Lorsque, au débotter, j’essayai d’envoyer une dépêche en Belgique, on me répondit que les lignes télégraphiques étaient déjà entièrement et exclusivement à la disposition des autorités militaires, et que ma dépêche pourrait bien être retardée de vingt-quatre heures.

Le jour de mon départ de Paris pour Anvers, j’étais allé rendre visite à l’hon. M. Roy, à qui je posai la question — « Que pensez-vous de la situation diplomatique ? » L’éminent représentant du Canada me fit part de sa grande anxiété et de ses réelles appréhensions. Il me sembla plutôt pessimiste, redoutant une guerre entre l’Allemagne et la France.

Le 30 juillet, à midi, nous prenions, ma femme et moi, le rapide Paris-Amsterdam à destination d’Anvers, et nous traversions ce territoire de France et de Belgique qui à peine deux mois plus tard était le théâtre des horreurs de la guerre. Nous étions alors loin de penser que ces cités, véritables fourmilières industrielles, et ces campagnes couvertes à cette époque d’une moisson dorée invitant la faux du moissonneur seraient, avant quelques semaines, dévastées, saccagées, pillées et incendiées.

**Consigne**
Poursuivez le récit du voyage de Paris à Anvers à la veille de la guerre, en reprenant juste après sa dernière phrase.

**Jeu d'enregistrements**
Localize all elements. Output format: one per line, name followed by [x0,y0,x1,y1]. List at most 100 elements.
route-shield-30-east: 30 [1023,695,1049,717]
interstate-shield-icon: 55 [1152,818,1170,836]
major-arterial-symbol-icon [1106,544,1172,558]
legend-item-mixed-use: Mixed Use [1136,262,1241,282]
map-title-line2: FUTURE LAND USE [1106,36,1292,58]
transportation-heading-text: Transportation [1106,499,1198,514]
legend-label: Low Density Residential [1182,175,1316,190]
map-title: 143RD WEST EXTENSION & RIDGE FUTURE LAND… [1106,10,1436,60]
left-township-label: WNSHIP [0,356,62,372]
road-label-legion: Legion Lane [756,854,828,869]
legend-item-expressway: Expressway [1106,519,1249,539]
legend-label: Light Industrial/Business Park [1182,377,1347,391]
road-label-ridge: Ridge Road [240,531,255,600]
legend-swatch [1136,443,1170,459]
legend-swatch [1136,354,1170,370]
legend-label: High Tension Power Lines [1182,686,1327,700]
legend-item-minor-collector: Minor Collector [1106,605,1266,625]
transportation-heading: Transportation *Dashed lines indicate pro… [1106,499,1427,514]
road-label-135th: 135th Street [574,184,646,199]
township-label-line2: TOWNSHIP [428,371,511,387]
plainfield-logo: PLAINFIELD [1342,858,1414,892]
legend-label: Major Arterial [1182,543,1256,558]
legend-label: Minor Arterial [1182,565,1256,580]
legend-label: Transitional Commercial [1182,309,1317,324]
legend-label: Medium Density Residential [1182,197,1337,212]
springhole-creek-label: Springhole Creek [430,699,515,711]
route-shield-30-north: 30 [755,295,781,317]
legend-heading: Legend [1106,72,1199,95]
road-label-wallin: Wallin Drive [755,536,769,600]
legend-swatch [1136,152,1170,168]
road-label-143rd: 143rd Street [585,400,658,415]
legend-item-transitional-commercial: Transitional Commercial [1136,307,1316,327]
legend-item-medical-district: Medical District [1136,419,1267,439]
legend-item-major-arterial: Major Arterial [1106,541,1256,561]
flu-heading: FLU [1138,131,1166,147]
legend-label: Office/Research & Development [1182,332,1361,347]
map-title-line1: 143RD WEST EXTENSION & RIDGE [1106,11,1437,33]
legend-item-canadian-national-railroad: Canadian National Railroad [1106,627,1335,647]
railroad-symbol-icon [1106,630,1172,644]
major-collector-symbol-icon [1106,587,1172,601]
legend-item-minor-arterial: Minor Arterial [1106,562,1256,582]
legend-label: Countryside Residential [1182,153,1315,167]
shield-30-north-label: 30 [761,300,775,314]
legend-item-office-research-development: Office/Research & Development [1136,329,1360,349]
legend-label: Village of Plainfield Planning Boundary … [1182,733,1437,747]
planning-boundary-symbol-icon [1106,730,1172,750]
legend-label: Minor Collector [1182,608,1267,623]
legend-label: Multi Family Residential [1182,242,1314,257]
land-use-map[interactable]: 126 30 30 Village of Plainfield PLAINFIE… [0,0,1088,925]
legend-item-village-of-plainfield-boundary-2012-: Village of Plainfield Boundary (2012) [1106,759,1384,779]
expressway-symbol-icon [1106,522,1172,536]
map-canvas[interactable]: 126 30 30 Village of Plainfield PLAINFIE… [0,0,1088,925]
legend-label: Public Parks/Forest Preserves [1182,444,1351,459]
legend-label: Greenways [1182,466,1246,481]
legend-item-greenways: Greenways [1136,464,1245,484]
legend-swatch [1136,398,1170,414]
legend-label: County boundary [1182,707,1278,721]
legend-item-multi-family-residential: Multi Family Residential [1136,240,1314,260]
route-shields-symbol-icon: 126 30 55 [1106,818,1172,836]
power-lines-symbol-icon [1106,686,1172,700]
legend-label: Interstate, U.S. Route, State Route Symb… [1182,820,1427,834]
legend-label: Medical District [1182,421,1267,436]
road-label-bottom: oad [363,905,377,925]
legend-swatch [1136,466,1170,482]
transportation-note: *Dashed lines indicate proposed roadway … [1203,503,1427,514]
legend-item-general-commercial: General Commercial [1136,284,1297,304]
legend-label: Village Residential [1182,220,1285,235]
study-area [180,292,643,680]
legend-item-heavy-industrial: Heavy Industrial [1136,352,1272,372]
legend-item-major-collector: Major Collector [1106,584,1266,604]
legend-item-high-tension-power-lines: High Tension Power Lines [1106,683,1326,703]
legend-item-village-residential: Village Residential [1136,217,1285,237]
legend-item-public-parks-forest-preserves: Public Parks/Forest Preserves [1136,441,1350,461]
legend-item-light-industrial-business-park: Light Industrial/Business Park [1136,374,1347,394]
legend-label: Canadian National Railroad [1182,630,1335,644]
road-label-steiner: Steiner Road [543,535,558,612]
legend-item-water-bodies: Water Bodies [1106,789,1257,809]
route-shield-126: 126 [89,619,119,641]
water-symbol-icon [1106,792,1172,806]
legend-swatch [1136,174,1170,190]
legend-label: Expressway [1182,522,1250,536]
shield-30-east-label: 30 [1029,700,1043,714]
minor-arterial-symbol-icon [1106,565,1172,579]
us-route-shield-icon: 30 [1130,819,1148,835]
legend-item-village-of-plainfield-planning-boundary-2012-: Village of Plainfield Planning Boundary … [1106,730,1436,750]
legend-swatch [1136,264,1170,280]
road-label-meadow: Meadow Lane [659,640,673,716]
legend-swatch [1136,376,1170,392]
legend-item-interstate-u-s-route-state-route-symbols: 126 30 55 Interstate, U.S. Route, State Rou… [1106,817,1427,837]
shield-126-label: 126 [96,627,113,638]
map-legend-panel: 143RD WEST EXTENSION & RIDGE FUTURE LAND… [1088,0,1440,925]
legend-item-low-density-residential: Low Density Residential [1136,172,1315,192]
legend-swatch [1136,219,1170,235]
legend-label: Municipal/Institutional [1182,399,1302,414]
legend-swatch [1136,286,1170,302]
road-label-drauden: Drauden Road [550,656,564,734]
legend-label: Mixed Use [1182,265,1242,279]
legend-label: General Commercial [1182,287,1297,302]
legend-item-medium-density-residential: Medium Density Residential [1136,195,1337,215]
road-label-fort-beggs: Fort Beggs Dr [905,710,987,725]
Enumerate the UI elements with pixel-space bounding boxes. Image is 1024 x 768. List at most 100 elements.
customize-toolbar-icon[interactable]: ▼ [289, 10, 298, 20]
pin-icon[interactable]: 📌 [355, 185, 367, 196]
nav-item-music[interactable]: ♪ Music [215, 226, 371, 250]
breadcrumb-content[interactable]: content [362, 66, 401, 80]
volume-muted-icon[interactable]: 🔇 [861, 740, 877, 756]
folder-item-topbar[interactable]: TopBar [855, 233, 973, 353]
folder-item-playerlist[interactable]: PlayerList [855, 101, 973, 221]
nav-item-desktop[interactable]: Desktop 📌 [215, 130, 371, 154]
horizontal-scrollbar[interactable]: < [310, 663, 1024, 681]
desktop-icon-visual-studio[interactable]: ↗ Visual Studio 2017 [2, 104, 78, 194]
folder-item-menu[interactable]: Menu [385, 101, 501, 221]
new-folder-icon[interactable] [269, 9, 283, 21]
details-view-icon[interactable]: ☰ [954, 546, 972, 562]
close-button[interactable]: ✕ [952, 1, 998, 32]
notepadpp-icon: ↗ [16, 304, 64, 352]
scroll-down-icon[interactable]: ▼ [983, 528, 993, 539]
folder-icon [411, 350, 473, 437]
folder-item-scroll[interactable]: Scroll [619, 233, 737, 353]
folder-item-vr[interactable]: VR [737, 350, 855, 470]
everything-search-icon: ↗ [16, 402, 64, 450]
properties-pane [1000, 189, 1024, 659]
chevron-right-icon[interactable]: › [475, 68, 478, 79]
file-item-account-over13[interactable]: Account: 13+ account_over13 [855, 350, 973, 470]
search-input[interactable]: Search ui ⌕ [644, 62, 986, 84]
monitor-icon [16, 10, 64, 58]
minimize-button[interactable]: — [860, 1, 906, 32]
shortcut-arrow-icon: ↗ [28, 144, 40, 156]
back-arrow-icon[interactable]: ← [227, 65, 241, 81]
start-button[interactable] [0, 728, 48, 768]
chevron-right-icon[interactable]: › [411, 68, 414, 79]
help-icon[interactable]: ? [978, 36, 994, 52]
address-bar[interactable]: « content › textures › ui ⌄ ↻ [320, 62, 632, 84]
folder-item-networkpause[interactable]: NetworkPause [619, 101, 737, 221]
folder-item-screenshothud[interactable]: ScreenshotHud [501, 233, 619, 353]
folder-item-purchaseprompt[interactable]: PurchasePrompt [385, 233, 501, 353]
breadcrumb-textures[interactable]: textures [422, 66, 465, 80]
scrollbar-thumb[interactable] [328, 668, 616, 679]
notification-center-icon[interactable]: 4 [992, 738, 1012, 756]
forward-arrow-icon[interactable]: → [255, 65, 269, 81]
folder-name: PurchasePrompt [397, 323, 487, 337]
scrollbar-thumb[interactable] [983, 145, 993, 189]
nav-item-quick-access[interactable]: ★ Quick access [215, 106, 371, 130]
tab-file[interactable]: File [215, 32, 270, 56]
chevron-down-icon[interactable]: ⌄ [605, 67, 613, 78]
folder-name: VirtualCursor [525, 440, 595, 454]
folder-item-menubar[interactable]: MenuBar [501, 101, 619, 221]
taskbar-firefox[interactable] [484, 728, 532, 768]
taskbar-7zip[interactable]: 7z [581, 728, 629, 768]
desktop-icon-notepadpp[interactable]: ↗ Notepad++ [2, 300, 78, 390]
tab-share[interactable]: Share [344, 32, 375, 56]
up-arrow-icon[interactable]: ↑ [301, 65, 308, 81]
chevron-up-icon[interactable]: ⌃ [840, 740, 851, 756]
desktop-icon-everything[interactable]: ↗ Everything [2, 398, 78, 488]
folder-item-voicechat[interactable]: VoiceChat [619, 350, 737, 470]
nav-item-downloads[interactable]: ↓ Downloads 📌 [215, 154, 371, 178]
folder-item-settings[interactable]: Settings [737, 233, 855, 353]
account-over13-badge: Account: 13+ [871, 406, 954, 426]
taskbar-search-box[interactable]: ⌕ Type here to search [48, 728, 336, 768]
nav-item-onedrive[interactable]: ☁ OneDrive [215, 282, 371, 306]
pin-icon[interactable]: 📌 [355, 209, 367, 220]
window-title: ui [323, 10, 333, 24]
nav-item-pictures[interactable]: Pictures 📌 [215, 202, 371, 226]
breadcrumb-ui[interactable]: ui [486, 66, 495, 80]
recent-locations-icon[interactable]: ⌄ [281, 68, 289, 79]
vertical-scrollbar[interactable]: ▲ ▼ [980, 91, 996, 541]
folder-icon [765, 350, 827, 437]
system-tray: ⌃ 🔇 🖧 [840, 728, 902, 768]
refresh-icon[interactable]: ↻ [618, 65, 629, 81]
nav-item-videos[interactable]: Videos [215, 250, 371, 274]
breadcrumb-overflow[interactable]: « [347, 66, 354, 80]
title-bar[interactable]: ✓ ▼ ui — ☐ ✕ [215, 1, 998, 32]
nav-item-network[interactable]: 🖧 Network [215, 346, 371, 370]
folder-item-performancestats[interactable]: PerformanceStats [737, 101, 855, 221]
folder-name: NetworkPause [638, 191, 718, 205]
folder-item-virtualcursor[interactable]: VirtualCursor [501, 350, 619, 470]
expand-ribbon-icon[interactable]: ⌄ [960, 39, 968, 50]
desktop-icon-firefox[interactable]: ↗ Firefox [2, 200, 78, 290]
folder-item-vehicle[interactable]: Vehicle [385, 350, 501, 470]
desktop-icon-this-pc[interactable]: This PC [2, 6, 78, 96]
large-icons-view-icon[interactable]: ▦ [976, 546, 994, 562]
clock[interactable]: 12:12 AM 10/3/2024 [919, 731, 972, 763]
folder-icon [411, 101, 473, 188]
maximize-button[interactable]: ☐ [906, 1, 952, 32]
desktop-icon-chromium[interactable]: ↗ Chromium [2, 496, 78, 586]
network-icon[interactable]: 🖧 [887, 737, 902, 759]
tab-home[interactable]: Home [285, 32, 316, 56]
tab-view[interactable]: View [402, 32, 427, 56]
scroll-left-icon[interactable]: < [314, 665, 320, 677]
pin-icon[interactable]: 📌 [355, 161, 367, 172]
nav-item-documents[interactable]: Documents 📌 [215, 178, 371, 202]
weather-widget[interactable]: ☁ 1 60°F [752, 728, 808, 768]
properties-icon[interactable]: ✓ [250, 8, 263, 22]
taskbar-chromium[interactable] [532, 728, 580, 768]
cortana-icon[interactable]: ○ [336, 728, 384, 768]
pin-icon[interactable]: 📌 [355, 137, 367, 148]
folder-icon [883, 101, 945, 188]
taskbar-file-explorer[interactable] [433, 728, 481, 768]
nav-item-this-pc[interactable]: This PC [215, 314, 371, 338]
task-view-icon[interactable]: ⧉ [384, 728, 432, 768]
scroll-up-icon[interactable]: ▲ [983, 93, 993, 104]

**Réponse**
À Anvers, grande agitation. La garde civique a été appelée, et la rumeur circule, ce soir-là, 30 juillet, que l’Allemagne a des intentions sinistres, qu’elle se dispose à violer la neutralité de la Belgique. La seule mention d’un acte si contraire aux lois internationales soulève l’indignation de tous ceux que nous rencontrons. Nous traversons la ville et nous nous rendons à Capellen, village situé à six milles au nord de la ville d’Anvers, sur la grande chaussée Anvers-Rotterdam.

Le samedi, 1er août 1914, nous nous rendions d’Anvers à Bruxelles, puis à Ostende, où nous devions occuper une villa au bord de la mer, exactement à Middelkerke. Middelkerke est une place charmante qui vient justement d’être évacuée par les Allemands, et qui est située à mi-chemin entre Ostende et Nieuport. C’est des environs de Nieuport que partait la ligne de séparation entre les armées alliées et les armées teutonnes pendant les quatre années de la guerre.

Je me permettrai d’ouvrir ici une parenthèse afin de raconter un incident qui pourra jeter quelque lumière sur les intentions de l’Allemagne envers la Belgique.

Au moment où le train à destination d’Ostende sortait de la gare de Bruxelles, un couple entrait dans notre compartiment déjà rempli. Ce brave homme et sa femme s’excusèrent de leur mieux de pénétrer ainsi dans un compartiment encombré. On leur pardonna de bonne grâce, vu qu’à ce moment le trafic était déjà fortement congestionné. — C’était M. L. F… et sa femme, habitants de Gand, et voici l’aventure — leur aventure — qu’ils racontèrent aux six autres occupants du compartiment.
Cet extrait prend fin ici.